→ TEXT SHOWN:
□ □ □

Now closing in on its second year on the Apple App Store and well past its first year on Google Play, BitLife is unquestionably a massive hit for its maker, Candywriter. Each update that the developer rolls out keeps adding more features or improving new ones, but for those who haven’t checked out the game yet, we’ll fill you in on the basics — this is a life simulator that allows you to make all sorts of good or bad decisions for your Bitizens, or virtual characters, from their early childhood all the way to their golden years. You can choose from hundreds of careers and accumulate dozens of ribbons, and there are also weekly challenges that reward you with new accessories if you live a character’s life a certain way.

Although it’s not the frequently-teased Royalty Update that we’ve been hearing about for quite a while, Candywriter recognizes that BitLife players in general love their updates. And that’s why they went ahead and rolled out version 1.40 — a non-themed update that nonetheless overhauls a number of familiar features.

Those who want to cram in more experiences in their virtual lives now have the ability to age up in six-month increments instead of the usual one year, and certain family-related features have gotten a number of tweaks to make them more realistic and, in some cases, more challenging. Having gotten that out of the way, here is our BitLife guide for version 1.40, as we shall now take a look at all the specific changes mentioned in the changelog, as well as one major nerf that we noticed in the new update.

You Can Now Age Up Twice A Year And Disable NPC Accessories

Previous editions of BitLife, as you may know, advanced your character on a per-year basis each time you hit the Age button. While that may still be well and good for many players, those who want to make more progress with their characters’ lives can now select an option in the game’s Settings that allows Bitizens to age up twice a year. How does this work and what’s in it for you as a player?

□ □ □

→ EXCERPTED RECORDS:

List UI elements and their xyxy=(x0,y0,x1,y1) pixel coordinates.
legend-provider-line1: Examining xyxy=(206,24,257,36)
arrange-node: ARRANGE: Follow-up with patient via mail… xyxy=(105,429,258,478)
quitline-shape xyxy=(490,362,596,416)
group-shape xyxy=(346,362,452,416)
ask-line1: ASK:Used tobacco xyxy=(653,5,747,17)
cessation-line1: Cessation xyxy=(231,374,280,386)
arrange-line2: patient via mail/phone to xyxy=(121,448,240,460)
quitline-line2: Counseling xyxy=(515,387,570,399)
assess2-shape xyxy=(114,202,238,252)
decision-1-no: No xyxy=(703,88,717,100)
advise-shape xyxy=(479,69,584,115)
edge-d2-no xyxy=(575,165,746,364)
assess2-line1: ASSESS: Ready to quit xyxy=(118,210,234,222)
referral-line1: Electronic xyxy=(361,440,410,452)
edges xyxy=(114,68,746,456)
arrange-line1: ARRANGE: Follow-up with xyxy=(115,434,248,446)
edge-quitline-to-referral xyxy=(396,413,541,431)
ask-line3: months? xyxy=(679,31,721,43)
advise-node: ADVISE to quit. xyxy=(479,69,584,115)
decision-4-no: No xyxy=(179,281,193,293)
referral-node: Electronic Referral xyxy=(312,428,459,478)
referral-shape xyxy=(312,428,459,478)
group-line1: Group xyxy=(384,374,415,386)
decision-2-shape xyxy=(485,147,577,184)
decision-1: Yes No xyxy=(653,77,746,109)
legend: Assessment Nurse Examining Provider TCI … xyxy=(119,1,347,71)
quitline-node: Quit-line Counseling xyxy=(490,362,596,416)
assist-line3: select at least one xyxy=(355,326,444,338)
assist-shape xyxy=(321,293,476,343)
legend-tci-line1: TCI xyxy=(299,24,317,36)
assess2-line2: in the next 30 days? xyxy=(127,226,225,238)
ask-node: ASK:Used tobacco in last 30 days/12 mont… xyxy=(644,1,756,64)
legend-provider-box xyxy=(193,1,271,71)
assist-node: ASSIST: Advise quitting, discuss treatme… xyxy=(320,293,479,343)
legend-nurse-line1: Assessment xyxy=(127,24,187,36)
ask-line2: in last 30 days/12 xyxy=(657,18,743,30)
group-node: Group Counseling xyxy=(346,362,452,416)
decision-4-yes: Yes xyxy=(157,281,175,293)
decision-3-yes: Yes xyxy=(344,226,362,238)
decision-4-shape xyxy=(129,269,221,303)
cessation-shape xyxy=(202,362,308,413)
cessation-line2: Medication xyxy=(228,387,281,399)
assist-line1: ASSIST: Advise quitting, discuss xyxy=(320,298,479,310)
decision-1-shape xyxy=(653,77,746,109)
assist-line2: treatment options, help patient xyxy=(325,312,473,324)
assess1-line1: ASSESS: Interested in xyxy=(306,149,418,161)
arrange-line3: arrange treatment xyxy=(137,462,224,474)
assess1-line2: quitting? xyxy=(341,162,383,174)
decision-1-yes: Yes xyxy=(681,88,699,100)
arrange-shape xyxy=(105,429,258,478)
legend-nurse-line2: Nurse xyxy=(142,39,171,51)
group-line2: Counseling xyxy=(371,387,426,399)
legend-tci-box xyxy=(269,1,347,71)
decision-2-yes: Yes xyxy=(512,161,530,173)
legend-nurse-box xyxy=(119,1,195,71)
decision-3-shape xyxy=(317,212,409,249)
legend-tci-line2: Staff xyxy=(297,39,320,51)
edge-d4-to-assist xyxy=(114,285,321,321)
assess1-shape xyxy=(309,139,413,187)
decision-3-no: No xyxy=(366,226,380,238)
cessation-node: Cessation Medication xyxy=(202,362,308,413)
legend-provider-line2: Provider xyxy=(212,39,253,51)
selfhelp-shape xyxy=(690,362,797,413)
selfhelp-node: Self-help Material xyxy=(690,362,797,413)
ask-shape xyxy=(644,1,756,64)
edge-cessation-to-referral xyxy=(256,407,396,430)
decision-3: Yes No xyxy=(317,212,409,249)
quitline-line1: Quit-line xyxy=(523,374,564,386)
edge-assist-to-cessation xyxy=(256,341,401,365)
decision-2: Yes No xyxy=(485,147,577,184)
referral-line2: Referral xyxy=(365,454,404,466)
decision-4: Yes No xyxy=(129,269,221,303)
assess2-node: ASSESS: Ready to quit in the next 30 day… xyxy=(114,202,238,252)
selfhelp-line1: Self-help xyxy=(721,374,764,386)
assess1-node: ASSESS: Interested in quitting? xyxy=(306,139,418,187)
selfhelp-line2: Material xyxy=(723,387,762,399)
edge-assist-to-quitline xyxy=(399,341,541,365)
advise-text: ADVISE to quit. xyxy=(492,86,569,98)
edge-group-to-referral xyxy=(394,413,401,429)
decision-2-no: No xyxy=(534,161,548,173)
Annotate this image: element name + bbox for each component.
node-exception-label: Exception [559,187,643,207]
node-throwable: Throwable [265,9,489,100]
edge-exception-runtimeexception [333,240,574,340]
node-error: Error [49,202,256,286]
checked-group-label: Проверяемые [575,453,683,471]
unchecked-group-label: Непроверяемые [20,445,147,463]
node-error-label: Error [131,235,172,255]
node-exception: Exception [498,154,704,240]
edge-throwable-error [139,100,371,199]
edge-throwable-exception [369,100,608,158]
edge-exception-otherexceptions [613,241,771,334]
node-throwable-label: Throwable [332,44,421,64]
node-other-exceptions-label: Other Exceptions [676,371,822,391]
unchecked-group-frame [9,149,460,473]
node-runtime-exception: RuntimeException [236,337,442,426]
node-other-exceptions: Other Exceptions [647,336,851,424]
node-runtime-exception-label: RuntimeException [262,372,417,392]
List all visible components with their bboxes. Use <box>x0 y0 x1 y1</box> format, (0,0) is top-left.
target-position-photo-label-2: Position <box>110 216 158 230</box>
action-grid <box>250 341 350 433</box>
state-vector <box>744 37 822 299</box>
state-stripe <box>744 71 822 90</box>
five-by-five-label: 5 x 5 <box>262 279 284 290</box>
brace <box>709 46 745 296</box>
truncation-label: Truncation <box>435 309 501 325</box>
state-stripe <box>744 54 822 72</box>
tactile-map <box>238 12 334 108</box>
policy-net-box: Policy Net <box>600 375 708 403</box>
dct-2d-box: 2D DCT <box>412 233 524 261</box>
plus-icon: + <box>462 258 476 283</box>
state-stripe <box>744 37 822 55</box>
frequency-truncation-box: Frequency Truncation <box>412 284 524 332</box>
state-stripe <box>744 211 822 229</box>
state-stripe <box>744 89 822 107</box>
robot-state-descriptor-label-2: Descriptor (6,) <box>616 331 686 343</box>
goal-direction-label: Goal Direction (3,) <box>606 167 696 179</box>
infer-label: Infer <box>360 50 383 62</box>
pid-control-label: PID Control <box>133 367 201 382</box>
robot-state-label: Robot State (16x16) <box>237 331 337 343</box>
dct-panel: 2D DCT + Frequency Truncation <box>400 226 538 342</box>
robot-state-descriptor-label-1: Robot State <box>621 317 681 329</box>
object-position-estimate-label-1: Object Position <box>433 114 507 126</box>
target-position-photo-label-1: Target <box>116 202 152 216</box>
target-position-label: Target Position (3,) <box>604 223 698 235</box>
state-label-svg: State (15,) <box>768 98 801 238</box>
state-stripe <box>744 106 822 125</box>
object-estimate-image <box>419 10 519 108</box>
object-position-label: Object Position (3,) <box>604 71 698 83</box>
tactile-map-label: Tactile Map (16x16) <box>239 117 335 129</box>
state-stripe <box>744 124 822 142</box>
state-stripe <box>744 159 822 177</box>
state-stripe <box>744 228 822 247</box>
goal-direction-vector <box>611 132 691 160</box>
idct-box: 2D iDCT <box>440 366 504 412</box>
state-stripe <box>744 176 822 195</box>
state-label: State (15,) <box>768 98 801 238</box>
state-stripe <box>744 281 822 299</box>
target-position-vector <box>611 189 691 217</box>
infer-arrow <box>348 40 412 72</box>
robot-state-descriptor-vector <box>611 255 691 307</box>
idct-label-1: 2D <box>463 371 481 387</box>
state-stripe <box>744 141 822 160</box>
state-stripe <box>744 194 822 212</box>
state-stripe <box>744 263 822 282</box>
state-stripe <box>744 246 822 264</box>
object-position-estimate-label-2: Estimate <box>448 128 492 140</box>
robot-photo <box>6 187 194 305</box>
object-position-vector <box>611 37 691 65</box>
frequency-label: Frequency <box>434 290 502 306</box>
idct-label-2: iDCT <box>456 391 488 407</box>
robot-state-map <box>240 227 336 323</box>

□ □ □

→ INSTRUCTIONS:
A) According to the BitLife article, what time increment can Bitizens now age up in instead of the usual one year?
B) Write what comes next in the BitLife article, picking up right after its final sentence.
The records have no connection to the text.

→ ANSWERS FOR THE EXERCISE:
A) Six-month increments.

B)
aging up in bitlife

Once you choose the “Half-Year Age Up” option and tap on Age, you will age up by six months instead of one year — for example, you will see something like “Age: 5 years, 6 months” in the logs to signify that you’ve decided to advance by half a year instead of one. In theory, this allows you to do more things in the span of a year as you have two chances to do them. But based on our observations, the choice to age up twice in a year appears to be largely cosmetic in nature.

If you, for instance, don’t make the basketball team in the first half of the year because you don’t have the required athleticism, you can’t go to the gym during the first half and try again in the second half and expect to get in — the coach will still tell you to stop asking to join the team, thus forcing you to wait till the following year before trying out again. Likewise, grades or job performance or relationship bars don’t get bigger boosts just because you’ve studied/worked harder or spent time with someone once in the first half and once again in the second half of the year.

In addition, when it comes to pregnancies, you can only give birth once per year, and the same applies to female NPC partners — the Half-Year Age Up doesn’t seem to change anything in that regard as well.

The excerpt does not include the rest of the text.